_Work to do_. Omit the pictures from the entries below and retype everything else exactly.

Data listing
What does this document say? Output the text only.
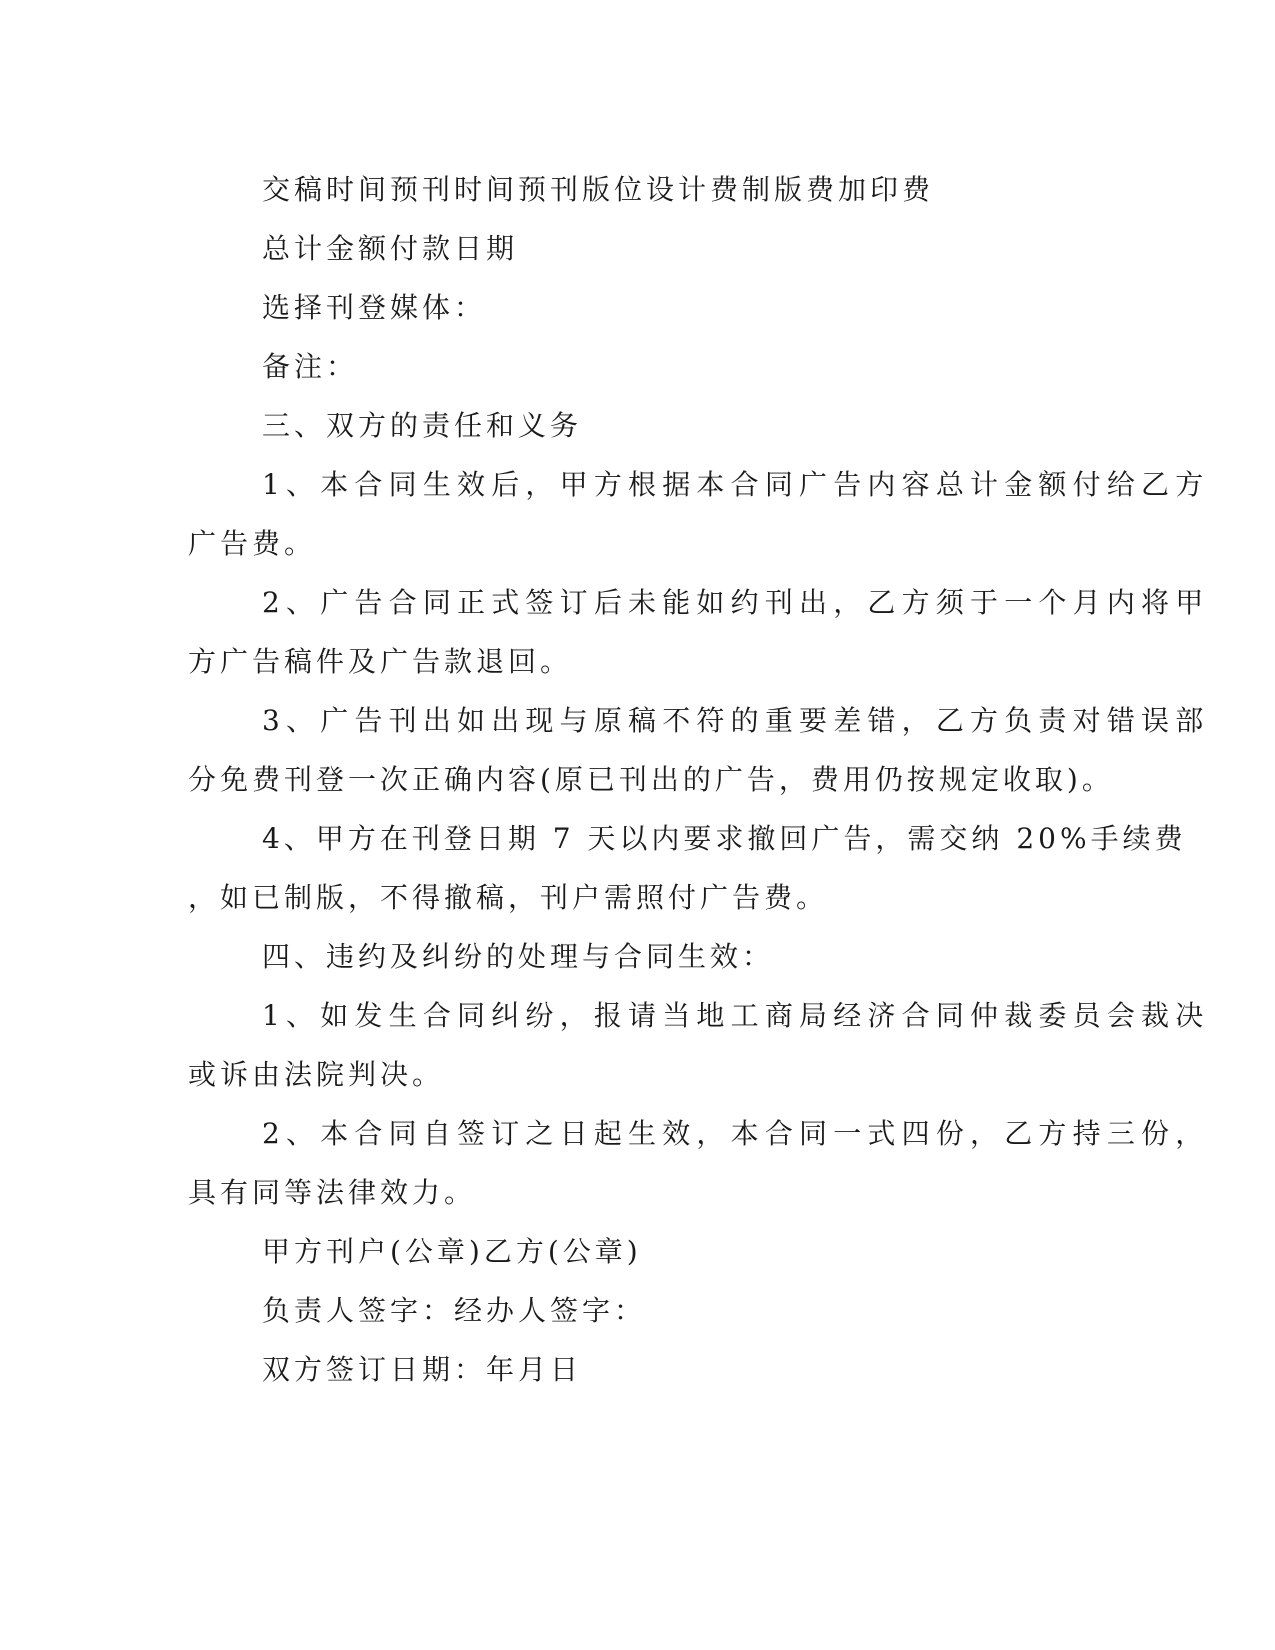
交稿时间预刊时间预刊版位设计费制版费加印费
总计金额付款日期
选择刊登媒体：
备注：
三、双方的责任和义务
1、本合同生效后，甲方根据本合同广告内容总计金额付给乙方
广告费。
2、广告合同正式签订后未能如约刊出，乙方须于一个月内将甲
方广告稿件及广告款退回。
3、广告刊出如出现与原稿不符的重要差错，乙方负责对错误部
分免费刊登一次正确内容(原已刊出的广告，费用仍按规定收取)。
4、甲方在刊登日期 7 天以内要求撤回广告，需交纳 20%手续费
，如已制版，不得撤稿，刊户需照付广告费。
四、违约及纠纷的处理与合同生效：
1、如发生合同纠纷，报请当地工商局经济合同仲裁委员会裁决
或诉由法院判决。
2、本合同自签订之日起生效，本合同一式四份，乙方持三份，
具有同等法律效力。
甲方刊户(公章)乙方(公章)
负责人签字：经办人签字：
双方签订日期：年月日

_Finished answer_.
What does this document say? Output the text only.
交稿时间预刊时间预刊版位设计费制版费加印费
总计金额付款日期
选择刊登媒体：
备注：
三、双方的责任和义务
1、本合同生效后，甲方根据本合同广告内容总计金额付给乙方
广告费。
2、广告合同正式签订后未能如约刊出，乙方须于一个月内将甲
方广告稿件及广告款退回。
3、广告刊出如出现与原稿不符的重要差错，乙方负责对错误部
分免费刊登一次正确内容(原已刊出的广告，费用仍按规定收取)。
4、甲方在刊登日期 7 天以内要求撤回广告，需交纳 20%手续费
，如已制版，不得撤稿，刊户需照付广告费。
四、违约及纠纷的处理与合同生效：
1、如发生合同纠纷，报请当地工商局经济合同仲裁委员会裁决
或诉由法院判决。
2、本合同自签订之日起生效，本合同一式四份，乙方持三份，
具有同等法律效力。
甲方刊户(公章)乙方(公章)
负责人签字：经办人签字：
双方签订日期：年月日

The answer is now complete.